(Chart and figure data)
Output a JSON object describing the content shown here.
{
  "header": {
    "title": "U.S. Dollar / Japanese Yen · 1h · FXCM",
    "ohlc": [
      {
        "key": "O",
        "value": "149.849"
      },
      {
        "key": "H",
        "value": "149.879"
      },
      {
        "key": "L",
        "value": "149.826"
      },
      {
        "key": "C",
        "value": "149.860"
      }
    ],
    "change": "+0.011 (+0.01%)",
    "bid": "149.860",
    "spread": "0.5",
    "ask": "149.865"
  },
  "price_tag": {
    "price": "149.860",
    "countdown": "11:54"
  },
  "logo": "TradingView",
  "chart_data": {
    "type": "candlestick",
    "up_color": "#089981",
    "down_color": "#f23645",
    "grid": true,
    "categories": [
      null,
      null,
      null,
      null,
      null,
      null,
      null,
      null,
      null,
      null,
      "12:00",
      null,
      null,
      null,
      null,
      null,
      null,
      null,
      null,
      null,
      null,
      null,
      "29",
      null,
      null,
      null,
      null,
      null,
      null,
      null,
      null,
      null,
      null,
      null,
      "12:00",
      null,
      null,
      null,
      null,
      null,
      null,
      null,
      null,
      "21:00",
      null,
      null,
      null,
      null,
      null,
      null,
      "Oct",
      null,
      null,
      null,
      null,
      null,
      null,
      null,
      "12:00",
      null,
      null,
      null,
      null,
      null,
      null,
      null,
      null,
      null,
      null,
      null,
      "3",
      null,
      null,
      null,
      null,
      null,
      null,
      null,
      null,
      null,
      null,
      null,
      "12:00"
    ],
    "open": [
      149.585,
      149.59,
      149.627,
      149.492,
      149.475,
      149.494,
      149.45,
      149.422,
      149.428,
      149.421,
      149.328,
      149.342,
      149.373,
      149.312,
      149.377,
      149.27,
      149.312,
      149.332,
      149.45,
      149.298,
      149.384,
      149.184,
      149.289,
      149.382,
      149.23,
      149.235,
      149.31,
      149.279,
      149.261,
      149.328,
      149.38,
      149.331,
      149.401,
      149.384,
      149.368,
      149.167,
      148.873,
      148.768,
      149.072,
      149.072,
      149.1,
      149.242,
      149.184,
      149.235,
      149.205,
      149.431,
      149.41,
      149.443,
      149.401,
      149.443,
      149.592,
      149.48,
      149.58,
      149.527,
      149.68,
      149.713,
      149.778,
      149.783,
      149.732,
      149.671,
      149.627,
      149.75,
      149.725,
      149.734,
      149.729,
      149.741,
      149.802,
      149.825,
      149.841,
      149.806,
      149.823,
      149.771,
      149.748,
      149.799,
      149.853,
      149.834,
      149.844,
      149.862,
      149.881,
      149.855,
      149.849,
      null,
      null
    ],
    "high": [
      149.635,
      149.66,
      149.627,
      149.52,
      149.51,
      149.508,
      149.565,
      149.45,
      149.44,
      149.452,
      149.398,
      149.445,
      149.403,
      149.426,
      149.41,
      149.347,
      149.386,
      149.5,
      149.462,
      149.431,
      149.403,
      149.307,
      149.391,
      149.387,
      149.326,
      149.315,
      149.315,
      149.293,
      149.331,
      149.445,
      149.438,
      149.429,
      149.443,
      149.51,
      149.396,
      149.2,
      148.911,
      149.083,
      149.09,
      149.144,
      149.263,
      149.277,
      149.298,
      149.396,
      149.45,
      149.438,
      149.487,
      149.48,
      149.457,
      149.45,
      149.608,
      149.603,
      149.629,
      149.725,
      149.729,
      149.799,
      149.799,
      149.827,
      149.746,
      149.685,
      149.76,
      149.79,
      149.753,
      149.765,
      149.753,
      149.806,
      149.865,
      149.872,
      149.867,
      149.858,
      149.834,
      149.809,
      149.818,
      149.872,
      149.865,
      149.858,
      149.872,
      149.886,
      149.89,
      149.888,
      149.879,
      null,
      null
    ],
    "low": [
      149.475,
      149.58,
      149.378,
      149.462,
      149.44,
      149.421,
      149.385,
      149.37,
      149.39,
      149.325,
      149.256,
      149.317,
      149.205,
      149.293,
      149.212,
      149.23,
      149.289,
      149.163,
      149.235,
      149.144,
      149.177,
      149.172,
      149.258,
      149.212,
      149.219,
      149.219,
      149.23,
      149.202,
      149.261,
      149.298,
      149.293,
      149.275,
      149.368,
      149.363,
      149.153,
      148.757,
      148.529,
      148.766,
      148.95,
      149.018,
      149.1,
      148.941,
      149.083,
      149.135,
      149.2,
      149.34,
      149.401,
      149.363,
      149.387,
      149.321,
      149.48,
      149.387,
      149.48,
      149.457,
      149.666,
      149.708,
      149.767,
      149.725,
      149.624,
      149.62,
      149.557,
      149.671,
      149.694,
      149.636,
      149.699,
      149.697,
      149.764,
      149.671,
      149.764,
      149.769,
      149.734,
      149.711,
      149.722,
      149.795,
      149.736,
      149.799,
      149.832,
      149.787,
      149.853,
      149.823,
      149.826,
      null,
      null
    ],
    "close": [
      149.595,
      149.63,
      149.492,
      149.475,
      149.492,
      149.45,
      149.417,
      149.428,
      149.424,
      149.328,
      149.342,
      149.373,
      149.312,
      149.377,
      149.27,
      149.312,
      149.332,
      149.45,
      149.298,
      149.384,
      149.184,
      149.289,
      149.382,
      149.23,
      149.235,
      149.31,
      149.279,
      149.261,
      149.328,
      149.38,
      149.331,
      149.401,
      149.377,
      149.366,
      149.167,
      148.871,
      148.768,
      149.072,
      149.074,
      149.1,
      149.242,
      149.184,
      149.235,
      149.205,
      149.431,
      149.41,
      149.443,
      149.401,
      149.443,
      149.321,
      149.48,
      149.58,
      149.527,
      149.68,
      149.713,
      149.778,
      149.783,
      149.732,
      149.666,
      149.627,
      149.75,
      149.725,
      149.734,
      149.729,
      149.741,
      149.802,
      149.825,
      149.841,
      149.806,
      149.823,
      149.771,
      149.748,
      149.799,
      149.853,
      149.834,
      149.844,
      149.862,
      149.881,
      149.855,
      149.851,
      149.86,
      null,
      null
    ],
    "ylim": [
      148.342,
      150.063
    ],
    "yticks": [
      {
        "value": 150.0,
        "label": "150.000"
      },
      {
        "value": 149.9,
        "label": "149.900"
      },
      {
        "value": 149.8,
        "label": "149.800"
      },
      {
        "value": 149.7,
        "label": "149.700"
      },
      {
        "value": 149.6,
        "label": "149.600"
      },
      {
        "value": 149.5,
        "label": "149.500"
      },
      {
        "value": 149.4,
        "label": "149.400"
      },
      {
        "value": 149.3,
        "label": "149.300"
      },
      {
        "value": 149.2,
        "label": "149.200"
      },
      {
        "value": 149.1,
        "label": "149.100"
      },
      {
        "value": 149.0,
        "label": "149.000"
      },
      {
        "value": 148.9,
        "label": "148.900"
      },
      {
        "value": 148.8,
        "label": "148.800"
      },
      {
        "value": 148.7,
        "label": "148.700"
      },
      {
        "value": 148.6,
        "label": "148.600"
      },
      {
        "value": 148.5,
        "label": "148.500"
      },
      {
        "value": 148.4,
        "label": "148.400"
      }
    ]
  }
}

> **Instructions for the task**
Produce a verbatim transcription of the entries above.

> **Full output**
Output a JSON object describing the content shown here.
{
  "header": {
    "title": "U.S. Dollar / Japanese Yen · 1h · FXCM",
    "ohlc": [
      {
        "key": "O",
        "value": "149.849"
      },
      {
        "key": "H",
        "value": "149.879"
      },
      {
        "key": "L",
        "value": "149.826"
      },
      {
        "key": "C",
        "value": "149.860"
      }
    ],
    "change": "+0.011 (+0.01%)",
    "bid": "149.860",
    "spread": "0.5",
    "ask": "149.865"
  },
  "price_tag": {
    "price": "149.860",
    "countdown": "11:54"
  },
  "logo": "TradingView",
  "chart_data": {
    "type": "candlestick",
    "up_color": "#089981",
    "down_color": "#f23645",
    "grid": true,
    "categories": [
      null,
      null,
      null,
      null,
      null,
      null,
      null,
      null,
      null,
      null,
      "12:00",
      null,
      null,
      null,
      null,
      null,
      null,
      null,
      null,
      null,
      null,
      null,
      "29",
      null,
      null,
      null,
      null,
      null,
      null,
      null,
      null,
      null,
      null,
      null,
      "12:00",
      null,
      null,
      null,
      null,
      null,
      null,
      null,
      null,
      "21:00",
      null,
      null,
      null,
      null,
      null,
      null,
      "Oct",
      null,
      null,
      null,
      null,
      null,
      null,
      null,
      "12:00",
      null,
      null,
      null,
      null,
      null,
      null,
      null,
      null,
      null,
      null,
      null,
      "3",
      null,
      null,
      null,
      null,
      null,
      null,
      null,
      null,
      null,
      null,
      null,
      "12:00"
    ],
    "open": [
      149.585,
      149.59,
      149.627,
      149.492,
      149.475,
      149.494,
      149.45,
      149.422,
      149.428,
      149.421,
      149.328,
      149.342,
      149.373,
      149.312,
      149.377,
      149.27,
      149.312,
      149.332,
      149.45,
      149.298,
      149.384,
      149.184,
      149.289,
      149.382,
      149.23,
      149.235,
      149.31,
      149.279,
      149.261,
      149.328,
      149.38,
      149.331,
      149.401,
      149.384,
      149.368,
      149.167,
      148.873,
      148.768,
      149.072,
      149.072,
      149.1,
      149.242,
      149.184,
      149.235,
      149.205,
      149.431,
      149.41,
      149.443,
      149.401,
      149.443,
      149.592,
      149.48,
      149.58,
      149.527,
      149.68,
      149.713,
      149.778,
      149.783,
      149.732,
      149.671,
      149.627,
      149.75,
      149.725,
      149.734,
      149.729,
      149.741,
      149.802,
      149.825,
      149.841,
      149.806,
      149.823,
      149.771,
      149.748,
      149.799,
      149.853,
      149.834,
      149.844,
      149.862,
      149.881,
      149.855,
      149.849,
      null,
      null
    ],
    "high": [
      149.635,
      149.66,
      149.627,
      149.52,
      149.51,
      149.508,
      149.565,
      149.45,
      149.44,
      149.452,
      149.398,
      149.445,
      149.403,
      149.426,
      149.41,
      149.347,
      149.386,
      149.5,
      149.462,
      149.431,
      149.403,
      149.307,
      149.391,
      149.387,
      149.326,
      149.315,
      149.315,
      149.293,
      149.331,
      149.445,
      149.438,
      149.429,
      149.443,
      149.51,
      149.396,
      149.2,
      148.911,
      149.083,
      149.09,
      149.144,
      149.263,
      149.277,
      149.298,
      149.396,
      149.45,
      149.438,
      149.487,
      149.48,
      149.457,
      149.45,
      149.608,
      149.603,
      149.629,
      149.725,
      149.729,
      149.799,
      149.799,
      149.827,
      149.746,
      149.685,
      149.76,
      149.79,
      149.753,
      149.765,
      149.753,
      149.806,
      149.865,
      149.872,
      149.867,
      149.858,
      149.834,
      149.809,
      149.818,
      149.872,
      149.865,
      149.858,
      149.872,
      149.886,
      149.89,
      149.888,
      149.879,
      null,
      null
    ],
    "low": [
      149.475,
      149.58,
      149.378,
      149.462,
      149.44,
      149.421,
      149.385,
      149.37,
      149.39,
      149.325,
      149.256,
      149.317,
      149.205,
      149.293,
      149.212,
      149.23,
      149.289,
      149.163,
      149.235,
      149.144,
      149.177,
      149.172,
      149.258,
      149.212,
      149.219,
      149.219,
      149.23,
      149.202,
      149.261,
      149.298,
      149.293,
      149.275,
      149.368,
      149.363,
      149.153,
      148.757,
      148.529,
      148.766,
      148.95,
      149.018,
      149.1,
      148.941,
      149.083,
      149.135,
      149.2,
      149.34,
      149.401,
      149.363,
      149.387,
      149.321,
      149.48,
      149.387,
      149.48,
      149.457,
      149.666,
      149.708,
      149.767,
      149.725,
      149.624,
      149.62,
      149.557,
      149.671,
      149.694,
      149.636,
      149.699,
      149.697,
      149.764,
      149.671,
      149.764,
      149.769,
      149.734,
      149.711,
      149.722,
      149.795,
      149.736,
      149.799,
      149.832,
      149.787,
      149.853,
      149.823,
      149.826,
      null,
      null
    ],
    "close": [
      149.595,
      149.63,
      149.492,
      149.475,
      149.492,
      149.45,
      149.417,
      149.428,
      149.424,
      149.328,
      149.342,
      149.373,
      149.312,
      149.377,
      149.27,
      149.312,
      149.332,
      149.45,
      149.298,
      149.384,
      149.184,
      149.289,
      149.382,
      149.23,
      149.235,
      149.31,
      149.279,
      149.261,
      149.328,
      149.38,
      149.331,
      149.401,
      149.377,
      149.366,
      149.167,
      148.871,
      148.768,
      149.072,
      149.074,
      149.1,
      149.242,
      149.184,
      149.235,
      149.205,
      149.431,
      149.41,
      149.443,
      149.401,
      149.443,
      149.321,
      149.48,
      149.58,
      149.527,
      149.68,
      149.713,
      149.778,
      149.783,
      149.732,
      149.666,
      149.627,
      149.75,
      149.725,
      149.734,
      149.729,
      149.741,
      149.802,
      149.825,
      149.841,
      149.806,
      149.823,
      149.771,
      149.748,
      149.799,
      149.853,
      149.834,
      149.844,
      149.862,
      149.881,
      149.855,
      149.851,
      149.86,
      null,
      null
    ],
    "ylim": [
      148.342,
      150.063
    ],
    "yticks": [
      {
        "value": 150.0,
        "label": "150.000"
      },
      {
        "value": 149.9,
        "label": "149.900"
      },
      {
        "value": 149.8,
        "label": "149.800"
      },
      {
        "value": 149.7,
        "label": "149.700"
      },
      {
        "value": 149.6,
        "label": "149.600"
      },
      {
        "value": 149.5,
        "label": "149.500"
      },
      {
        "value": 149.4,
        "label": "149.400"
      },
      {
        "value": 149.3,
        "label": "149.300"
      },
      {
        "value": 149.2,
        "label": "149.200"
      },
      {
        "value": 149.1,
        "label": "149.100"
      },
      {
        "value": 149.0,
        "label": "149.000"
      },
      {
        "value": 148.9,
        "label": "148.900"
      },
      {
        "value": 148.8,
        "label": "148.800"
      },
      {
        "value": 148.7,
        "label": "148.700"
      },
      {
        "value": 148.6,
        "label": "148.600"
      },
      {
        "value": 148.5,
        "label": "148.500"
      },
      {
        "value": 148.4,
        "label": "148.400"
      }
    ]
  }
}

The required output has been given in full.